>>>>>
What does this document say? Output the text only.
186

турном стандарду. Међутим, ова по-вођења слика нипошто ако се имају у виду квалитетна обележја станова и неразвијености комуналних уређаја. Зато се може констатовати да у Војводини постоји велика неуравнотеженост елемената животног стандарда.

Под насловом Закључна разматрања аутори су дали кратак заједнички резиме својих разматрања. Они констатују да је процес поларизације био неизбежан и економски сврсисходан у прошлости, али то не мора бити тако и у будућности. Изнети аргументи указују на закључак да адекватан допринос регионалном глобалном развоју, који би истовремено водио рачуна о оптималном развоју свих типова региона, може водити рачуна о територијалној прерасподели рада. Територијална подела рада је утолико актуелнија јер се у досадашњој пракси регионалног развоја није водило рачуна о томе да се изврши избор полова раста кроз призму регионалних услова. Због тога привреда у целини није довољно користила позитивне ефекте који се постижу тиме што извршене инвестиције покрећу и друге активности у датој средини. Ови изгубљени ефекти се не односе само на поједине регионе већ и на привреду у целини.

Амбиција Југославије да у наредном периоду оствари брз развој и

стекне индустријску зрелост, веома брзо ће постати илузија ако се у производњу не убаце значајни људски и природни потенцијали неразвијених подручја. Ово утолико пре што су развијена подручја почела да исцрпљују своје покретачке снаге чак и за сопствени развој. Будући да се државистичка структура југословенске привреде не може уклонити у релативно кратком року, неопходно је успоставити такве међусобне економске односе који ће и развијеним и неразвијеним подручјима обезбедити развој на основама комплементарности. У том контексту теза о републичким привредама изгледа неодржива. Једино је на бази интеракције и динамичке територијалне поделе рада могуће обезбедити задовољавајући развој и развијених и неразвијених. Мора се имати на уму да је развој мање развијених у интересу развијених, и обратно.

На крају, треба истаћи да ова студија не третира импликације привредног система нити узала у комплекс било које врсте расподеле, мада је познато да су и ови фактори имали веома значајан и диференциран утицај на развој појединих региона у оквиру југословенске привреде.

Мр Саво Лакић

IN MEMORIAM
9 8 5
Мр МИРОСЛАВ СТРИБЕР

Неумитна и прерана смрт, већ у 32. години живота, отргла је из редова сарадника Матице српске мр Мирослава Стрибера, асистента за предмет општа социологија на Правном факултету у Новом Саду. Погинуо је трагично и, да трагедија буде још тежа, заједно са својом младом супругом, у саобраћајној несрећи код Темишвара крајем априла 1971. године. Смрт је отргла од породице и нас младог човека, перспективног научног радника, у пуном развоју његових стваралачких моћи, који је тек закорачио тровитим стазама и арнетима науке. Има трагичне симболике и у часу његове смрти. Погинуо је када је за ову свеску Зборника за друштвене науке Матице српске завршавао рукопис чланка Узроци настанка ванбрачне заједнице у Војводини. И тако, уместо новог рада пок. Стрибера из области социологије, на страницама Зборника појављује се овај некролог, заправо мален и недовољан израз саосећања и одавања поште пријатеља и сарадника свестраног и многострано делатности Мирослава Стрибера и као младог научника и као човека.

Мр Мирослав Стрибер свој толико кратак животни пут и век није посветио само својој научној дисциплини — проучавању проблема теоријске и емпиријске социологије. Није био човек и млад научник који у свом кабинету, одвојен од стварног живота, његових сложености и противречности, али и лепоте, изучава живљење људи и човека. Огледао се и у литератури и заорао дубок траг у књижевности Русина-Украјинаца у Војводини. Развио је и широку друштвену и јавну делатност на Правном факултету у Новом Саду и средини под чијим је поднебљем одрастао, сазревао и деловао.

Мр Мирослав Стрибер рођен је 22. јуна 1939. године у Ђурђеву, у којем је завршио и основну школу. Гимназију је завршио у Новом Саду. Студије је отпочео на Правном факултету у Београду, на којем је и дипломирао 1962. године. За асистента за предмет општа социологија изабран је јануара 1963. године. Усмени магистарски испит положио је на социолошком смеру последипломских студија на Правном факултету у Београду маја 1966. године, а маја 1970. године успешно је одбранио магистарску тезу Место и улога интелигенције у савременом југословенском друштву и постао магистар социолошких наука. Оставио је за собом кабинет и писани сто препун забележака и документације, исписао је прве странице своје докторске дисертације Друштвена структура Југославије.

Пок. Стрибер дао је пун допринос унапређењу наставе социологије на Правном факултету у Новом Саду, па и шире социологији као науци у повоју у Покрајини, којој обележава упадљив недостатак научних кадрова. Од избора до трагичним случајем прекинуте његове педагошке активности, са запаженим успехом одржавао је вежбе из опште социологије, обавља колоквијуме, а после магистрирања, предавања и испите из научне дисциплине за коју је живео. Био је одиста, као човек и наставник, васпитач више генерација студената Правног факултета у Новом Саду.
<<<<<
**Exercise details**:
Please reproduce all of the entries exactly as they stand.

**Result**:
What does this document say? Output the text only.
186

турном стандарду. Међутим, ова по-вођења слика нипошто ако се имају у виду квалитетна обележја станова и неразвијености комуналних уређаја. Зато се може констатовати да у Војводини постоји велика неуравнотеженост елемената животног стандарда.

Под насловом Закључна разматрања аутори су дали кратак заједнички резиме својих разматрања. Они констатују да је процес поларизације био неизбежан и економски сврсисходан у прошлости, али то не мора бити тако и у будућности. Изнети аргументи указују на закључак да адекватан допринос регионалном глобалном развоју, који би истовремено водио рачуна о оптималном развоју свих типова региона, може водити рачуна о територијалној прерасподели рада. Територијална подела рада је утолико актуелнија јер се у досадашњој пракси регионалног развоја није водило рачуна о томе да се изврши избор полова раста кроз призму регионалних услова. Због тога привреда у целини није довољно користила позитивне ефекте који се постижу тиме што извршене инвестиције покрећу и друге активности у датој средини. Ови изгубљени ефекти се не односе само на поједине регионе већ и на привреду у целини.

Амбиција Југославије да у наредном периоду оствари брз развој и

стекне индустријску зрелост, веома брзо ће постати илузија ако се у производњу не убаце значајни људски и природни потенцијали неразвијених подручја. Ово утолико пре што су развијена подручја почела да исцрпљују своје покретачке снаге чак и за сопствени развој. Будући да се државистичка структура југословенске привреде не може уклонити у релативно кратком року, неопходно је успоставити такве међусобне економске односе који ће и развијеним и неразвијеним подручјима обезбедити развој на основама комплементарности. У том контексту теза о републичким привредама изгледа неодржива. Једино је на бази интеракције и динамичке територијалне поделе рада могуће обезбедити задовољавајући развој и развијених и неразвијених. Мора се имати на уму да је развој мање развијених у интересу развијених, и обратно.

На крају, треба истаћи да ова студија не третира импликације привредног система нити узала у комплекс било које врсте расподеле, мада је познато да су и ови фактори имали веома значајан и диференциран утицај на развој појединих региона у оквиру југословенске привреде.

Мр Саво Лакић

IN MEMORIAM
9 8 5
Мр МИРОСЛАВ СТРИБЕР

Неумитна и прерана смрт, већ у 32. години живота, отргла је из редова сарадника Матице српске мр Мирослава Стрибера, асистента за предмет општа социологија на Правном факултету у Новом Саду. Погинуо је трагично и, да трагедија буде још тежа, заједно са својом младом супругом, у саобраћајној несрећи код Темишвара крајем априла 1971. године. Смрт је отргла од породице и нас младог човека, перспективног научног радника, у пуном развоју његових стваралачких моћи, који је тек закорачио тровитим стазама и арнетима науке. Има трагичне симболике и у часу његове смрти. Погинуо је када је за ову свеску Зборника за друштвене науке Матице српске завршавао рукопис чланка Узроци настанка ванбрачне заједнице у Војводини. И тако, уместо новог рада пок. Стрибера из области социологије, на страницама Зборника појављује се овај некролог, заправо мален и недовољан израз саосећања и одавања поште пријатеља и сарадника свестраног и многострано делатности Мирослава Стрибера и као младог научника и као човека.

Мр Мирослав Стрибер свој толико кратак животни пут и век није посветио само својој научној дисциплини — проучавању проблема теоријске и емпиријске социологије. Није био човек и млад научник који у свом кабинету, одвојен од стварног живота, његових сложености и противречности, али и лепоте, изучава живљење људи и човека. Огледао се и у литератури и заорао дубок траг у књижевности Русина-Украјинаца у Војводини. Развио је и широку друштвену и јавну делатност на Правном факултету у Новом Саду и средини под чијим је поднебљем одрастао, сазревао и деловао.

Мр Мирослав Стрибер рођен је 22. јуна 1939. године у Ђурђеву, у којем је завршио и основну школу. Гимназију је завршио у Новом Саду. Студије је отпочео на Правном факултету у Београду, на којем је и дипломирао 1962. године. За асистента за предмет општа социологија изабран је јануара 1963. године. Усмени магистарски испит положио је на социолошком смеру последипломских студија на Правном факултету у Београду маја 1966. године, а маја 1970. године успешно је одбранио магистарску тезу Место и улога интелигенције у савременом југословенском друштву и постао магистар социолошких наука. Оставио је за собом кабинет и писани сто препун забележака и документације, исписао је прве странице своје докторске дисертације Друштвена структура Југославије.

Пок. Стрибер дао је пун допринос унапређењу наставе социологије на Правном факултету у Новом Саду, па и шире социологији као науци у повоју у Покрајини, којој обележава упадљив недостатак научних кадрова. Од избора до трагичним случајем прекинуте његове педагошке активности, са запаженим успехом одржавао је вежбе из опште социологије, обавља колоквијуме, а после магистрирања, предавања и испите из научне дисциплине за коју је живео. Био је одиста, као човек и наставник, васпитач више генерација студената Правног факултета у Новом Саду.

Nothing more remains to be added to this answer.